=== Data entries ===
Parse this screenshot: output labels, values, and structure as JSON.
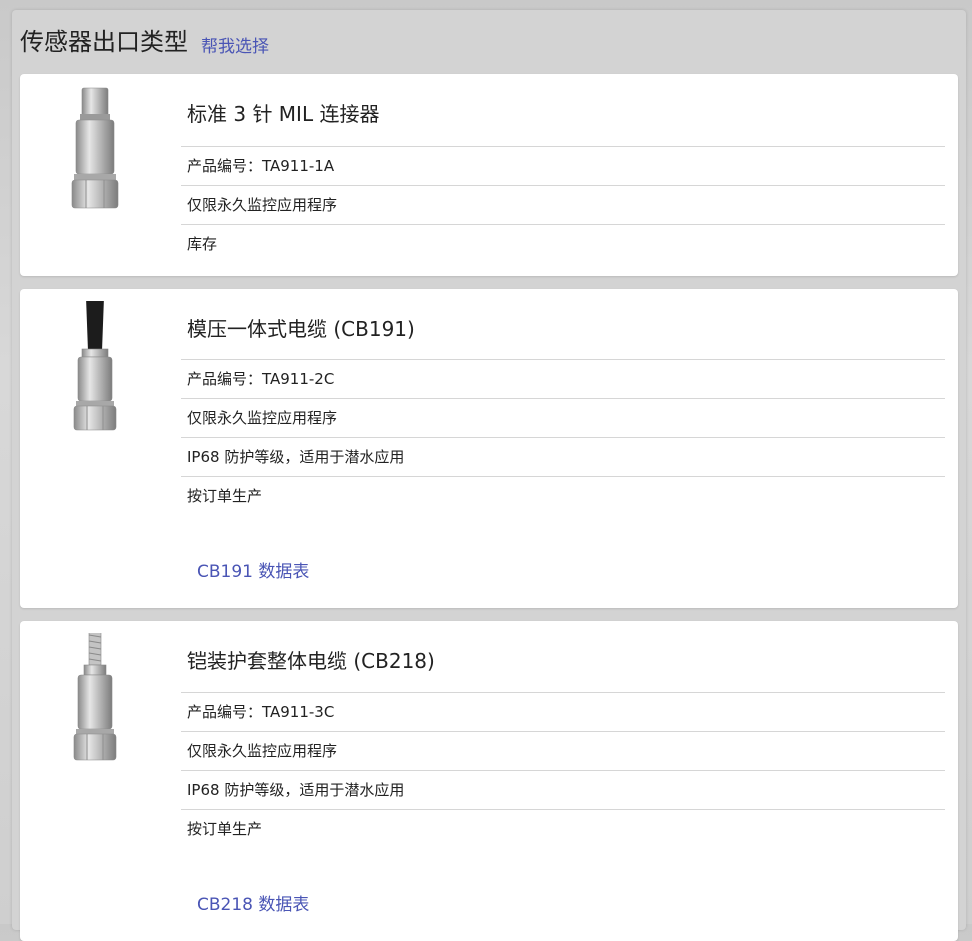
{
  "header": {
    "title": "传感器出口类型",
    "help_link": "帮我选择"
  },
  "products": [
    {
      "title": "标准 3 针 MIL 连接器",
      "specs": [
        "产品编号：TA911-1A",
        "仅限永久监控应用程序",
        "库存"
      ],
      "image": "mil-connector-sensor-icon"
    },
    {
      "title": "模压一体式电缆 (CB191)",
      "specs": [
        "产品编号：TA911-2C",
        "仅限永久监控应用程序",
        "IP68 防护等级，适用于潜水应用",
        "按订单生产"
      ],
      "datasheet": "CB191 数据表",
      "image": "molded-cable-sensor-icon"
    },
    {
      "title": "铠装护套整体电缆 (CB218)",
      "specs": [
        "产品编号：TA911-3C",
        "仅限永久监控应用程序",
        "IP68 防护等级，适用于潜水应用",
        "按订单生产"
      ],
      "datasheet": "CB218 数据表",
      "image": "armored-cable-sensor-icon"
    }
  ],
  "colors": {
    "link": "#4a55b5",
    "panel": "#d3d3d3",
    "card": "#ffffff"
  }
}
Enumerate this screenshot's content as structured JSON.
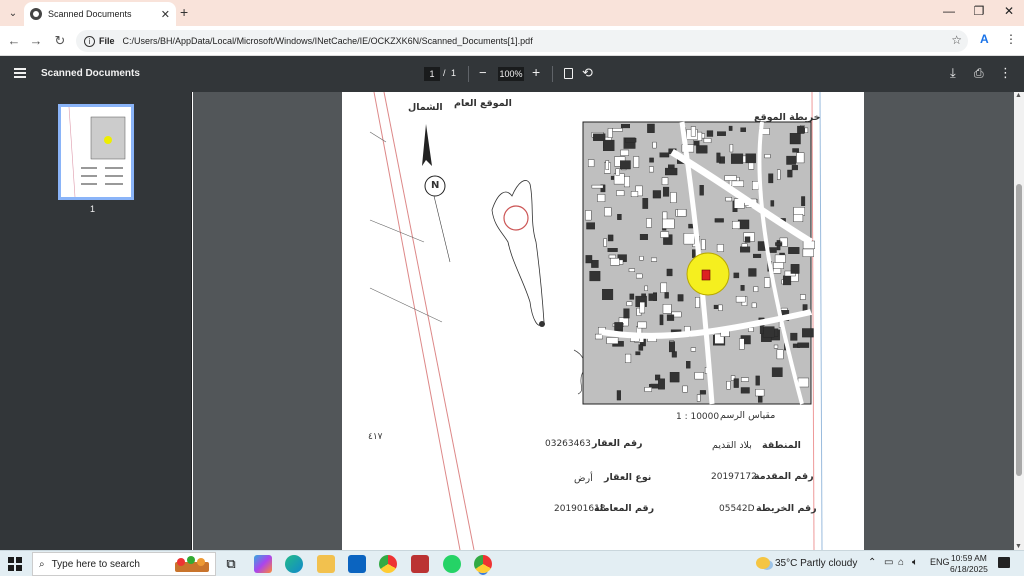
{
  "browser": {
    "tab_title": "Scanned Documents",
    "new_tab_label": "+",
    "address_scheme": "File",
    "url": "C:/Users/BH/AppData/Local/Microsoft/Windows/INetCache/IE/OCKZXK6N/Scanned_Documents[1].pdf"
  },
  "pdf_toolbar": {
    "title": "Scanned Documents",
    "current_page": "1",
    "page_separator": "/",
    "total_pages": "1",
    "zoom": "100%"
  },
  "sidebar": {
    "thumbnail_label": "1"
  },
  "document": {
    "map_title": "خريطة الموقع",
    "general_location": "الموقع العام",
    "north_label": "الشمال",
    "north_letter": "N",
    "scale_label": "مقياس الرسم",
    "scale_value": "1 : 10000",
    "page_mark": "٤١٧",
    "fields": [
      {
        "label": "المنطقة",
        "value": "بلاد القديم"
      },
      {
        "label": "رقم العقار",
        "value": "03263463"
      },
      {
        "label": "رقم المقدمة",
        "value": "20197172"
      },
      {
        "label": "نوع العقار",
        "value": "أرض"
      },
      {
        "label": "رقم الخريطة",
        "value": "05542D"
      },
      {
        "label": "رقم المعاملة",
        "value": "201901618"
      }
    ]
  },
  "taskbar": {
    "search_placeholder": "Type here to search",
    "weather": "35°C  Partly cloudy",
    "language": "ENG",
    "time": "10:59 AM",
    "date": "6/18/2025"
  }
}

=== Problem details ===
Pictures are excluded; copy all other data exactly as shown.

=== Output for this task ===
Parse this screenshot: output labels, values, and structure as JSON.
{
  "header": {
    "title": "传感器出口类型",
    "help_link": "帮我选择"
  },
  "products": [
    {
      "title": "标准 3 针 MIL 连接器",
      "specs": [
        "产品编号：TA911-1A",
        "仅限永久监控应用程序",
        "库存"
      ],
      "image": "mil-connector-sensor-icon"
    },
    {
      "title": "模压一体式电缆 (CB191)",
      "specs": [
        "产品编号：TA911-2C",
        "仅限永久监控应用程序",
        "IP68 防护等级，适用于潜水应用",
        "按订单生产"
      ],
      "datasheet": "CB191 数据表",
      "image": "molded-cable-sensor-icon"
    },
    {
      "title": "铠装护套整体电缆 (CB218)",
      "specs": [
        "产品编号：TA911-3C",
        "仅限永久监控应用程序",
        "IP68 防护等级，适用于潜水应用",
        "按订单生产"
      ],
      "datasheet": "CB218 数据表",
      "image": "armored-cable-sensor-icon"
    }
  ],
  "colors": {
    "link": "#4a55b5",
    "panel": "#d3d3d3",
    "card": "#ffffff"
  }
}
Enumerate this screenshot's content as structured JSON.
{
  "browser": {
    "tab_title": "Scanned Documents",
    "new_tab_label": "+",
    "address_scheme": "File",
    "url": "C:/Users/BH/AppData/Local/Microsoft/Windows/INetCache/IE/OCKZXK6N/Scanned_Documents[1].pdf"
  },
  "pdf_toolbar": {
    "title": "Scanned Documents",
    "current_page": "1",
    "page_separator": "/",
    "total_pages": "1",
    "zoom": "100%"
  },
  "sidebar": {
    "thumbnail_label": "1"
  },
  "document": {
    "map_title": "خريطة الموقع",
    "general_location": "الموقع العام",
    "north_label": "الشمال",
    "north_letter": "N",
    "scale_label": "مقياس الرسم",
    "scale_value": "1 : 10000",
    "page_mark": "٤١٧",
    "fields": [
      {
        "label": "المنطقة",
        "value": "بلاد القديم"
      },
      {
        "label": "رقم العقار",
        "value": "03263463"
      },
      {
        "label": "رقم المقدمة",
        "value": "20197172"
      },
      {
        "label": "نوع العقار",
        "value": "أرض"
      },
      {
        "label": "رقم الخريطة",
        "value": "05542D"
      },
      {
        "label": "رقم المعاملة",
        "value": "201901618"
      }
    ]
  },
  "taskbar": {
    "search_placeholder": "Type here to search",
    "weather": "35°C  Partly cloudy",
    "language": "ENG",
    "time": "10:59 AM",
    "date": "6/18/2025"
  }
}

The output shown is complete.